- _Written request_:
Search the data below for "this"; list each line that holds it.
---- Records to use
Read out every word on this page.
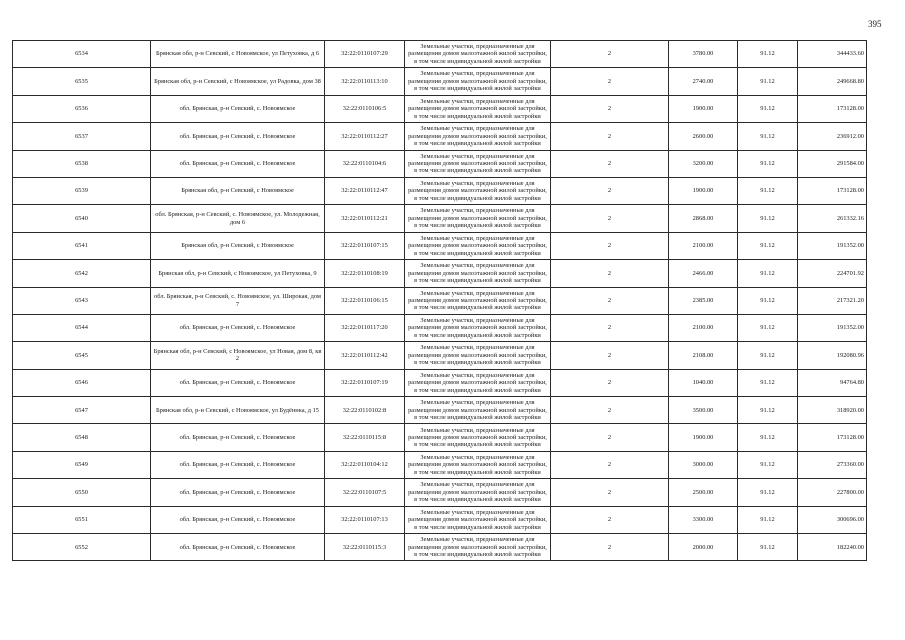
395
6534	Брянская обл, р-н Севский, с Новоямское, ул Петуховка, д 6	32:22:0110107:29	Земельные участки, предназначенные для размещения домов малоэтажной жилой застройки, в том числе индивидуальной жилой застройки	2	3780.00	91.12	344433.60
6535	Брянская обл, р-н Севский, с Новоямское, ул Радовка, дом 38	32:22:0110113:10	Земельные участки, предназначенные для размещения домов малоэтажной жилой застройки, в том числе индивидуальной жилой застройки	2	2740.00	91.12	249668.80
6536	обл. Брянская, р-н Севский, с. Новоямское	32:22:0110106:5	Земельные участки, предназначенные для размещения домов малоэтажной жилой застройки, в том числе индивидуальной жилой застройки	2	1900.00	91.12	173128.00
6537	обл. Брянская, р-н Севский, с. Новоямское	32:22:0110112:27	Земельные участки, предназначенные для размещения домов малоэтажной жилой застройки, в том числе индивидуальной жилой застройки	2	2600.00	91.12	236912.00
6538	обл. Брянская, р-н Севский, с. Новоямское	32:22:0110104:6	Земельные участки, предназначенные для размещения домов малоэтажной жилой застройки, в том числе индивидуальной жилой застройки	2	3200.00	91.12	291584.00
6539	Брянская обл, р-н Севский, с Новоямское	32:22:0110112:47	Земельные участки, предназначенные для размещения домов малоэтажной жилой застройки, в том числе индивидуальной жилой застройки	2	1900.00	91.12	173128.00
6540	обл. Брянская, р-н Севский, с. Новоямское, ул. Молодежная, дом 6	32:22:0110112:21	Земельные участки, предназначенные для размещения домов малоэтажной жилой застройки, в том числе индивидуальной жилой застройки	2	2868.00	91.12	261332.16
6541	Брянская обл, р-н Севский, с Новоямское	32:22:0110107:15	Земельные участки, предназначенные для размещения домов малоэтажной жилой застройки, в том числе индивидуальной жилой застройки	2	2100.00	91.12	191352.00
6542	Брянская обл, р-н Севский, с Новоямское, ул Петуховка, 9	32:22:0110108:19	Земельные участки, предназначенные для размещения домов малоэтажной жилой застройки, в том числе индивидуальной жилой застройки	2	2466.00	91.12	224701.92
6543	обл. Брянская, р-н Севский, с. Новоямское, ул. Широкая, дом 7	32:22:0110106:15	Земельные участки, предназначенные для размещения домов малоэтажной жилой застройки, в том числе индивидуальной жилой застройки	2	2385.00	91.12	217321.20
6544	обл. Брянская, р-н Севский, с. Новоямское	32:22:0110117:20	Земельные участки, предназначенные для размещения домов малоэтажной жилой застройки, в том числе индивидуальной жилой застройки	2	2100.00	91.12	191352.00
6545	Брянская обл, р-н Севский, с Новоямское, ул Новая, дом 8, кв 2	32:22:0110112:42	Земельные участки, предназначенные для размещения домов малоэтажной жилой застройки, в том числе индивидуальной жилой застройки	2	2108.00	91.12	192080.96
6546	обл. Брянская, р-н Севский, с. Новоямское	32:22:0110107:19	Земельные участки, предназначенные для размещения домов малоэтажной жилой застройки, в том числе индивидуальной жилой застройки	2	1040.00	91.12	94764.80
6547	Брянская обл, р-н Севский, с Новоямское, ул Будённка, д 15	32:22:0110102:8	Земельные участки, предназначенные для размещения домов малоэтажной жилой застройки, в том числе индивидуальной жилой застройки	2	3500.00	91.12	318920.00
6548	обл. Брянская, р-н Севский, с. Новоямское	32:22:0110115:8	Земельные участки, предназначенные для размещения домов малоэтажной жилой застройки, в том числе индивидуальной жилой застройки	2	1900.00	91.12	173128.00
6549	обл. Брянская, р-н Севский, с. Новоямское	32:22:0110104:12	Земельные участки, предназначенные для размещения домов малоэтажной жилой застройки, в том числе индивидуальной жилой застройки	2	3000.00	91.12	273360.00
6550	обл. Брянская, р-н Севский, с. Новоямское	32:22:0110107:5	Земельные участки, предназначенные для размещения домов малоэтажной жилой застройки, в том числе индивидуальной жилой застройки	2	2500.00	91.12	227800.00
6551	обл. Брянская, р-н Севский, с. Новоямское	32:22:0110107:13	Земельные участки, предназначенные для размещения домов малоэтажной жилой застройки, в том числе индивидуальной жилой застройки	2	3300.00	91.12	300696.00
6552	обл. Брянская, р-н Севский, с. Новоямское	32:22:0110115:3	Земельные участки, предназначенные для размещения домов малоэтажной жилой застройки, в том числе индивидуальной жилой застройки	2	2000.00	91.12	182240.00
--------
---- Records to use
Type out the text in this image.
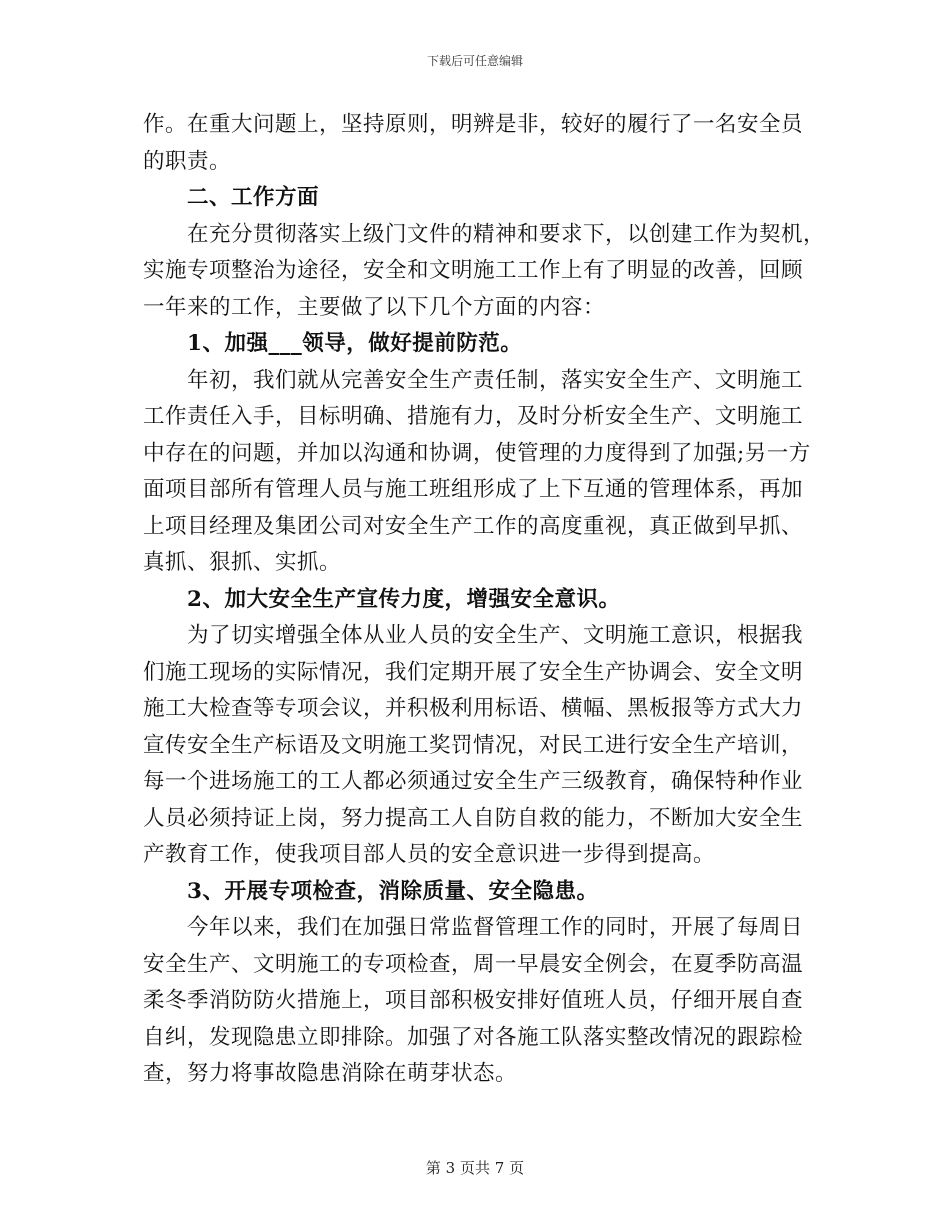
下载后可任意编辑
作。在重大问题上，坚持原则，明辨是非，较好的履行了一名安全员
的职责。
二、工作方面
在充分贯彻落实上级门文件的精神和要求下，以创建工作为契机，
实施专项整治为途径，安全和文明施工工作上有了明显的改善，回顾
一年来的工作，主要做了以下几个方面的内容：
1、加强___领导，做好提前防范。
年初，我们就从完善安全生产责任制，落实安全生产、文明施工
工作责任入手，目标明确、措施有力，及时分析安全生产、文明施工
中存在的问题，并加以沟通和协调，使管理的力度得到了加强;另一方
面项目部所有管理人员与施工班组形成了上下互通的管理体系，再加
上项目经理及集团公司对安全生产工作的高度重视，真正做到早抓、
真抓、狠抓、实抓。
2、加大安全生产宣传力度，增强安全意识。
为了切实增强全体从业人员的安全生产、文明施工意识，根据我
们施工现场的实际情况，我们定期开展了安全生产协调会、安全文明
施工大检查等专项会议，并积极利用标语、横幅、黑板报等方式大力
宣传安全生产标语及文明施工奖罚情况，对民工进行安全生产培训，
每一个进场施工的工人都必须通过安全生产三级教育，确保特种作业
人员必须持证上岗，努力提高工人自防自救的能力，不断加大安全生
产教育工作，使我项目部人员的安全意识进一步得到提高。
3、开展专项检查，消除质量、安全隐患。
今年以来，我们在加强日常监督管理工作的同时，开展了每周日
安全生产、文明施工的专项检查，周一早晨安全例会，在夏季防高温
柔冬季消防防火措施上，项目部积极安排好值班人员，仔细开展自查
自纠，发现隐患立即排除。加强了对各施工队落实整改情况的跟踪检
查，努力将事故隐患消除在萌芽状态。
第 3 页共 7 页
--------
- _Full solution_:
Read out every word on this page.
Type out the text in this image.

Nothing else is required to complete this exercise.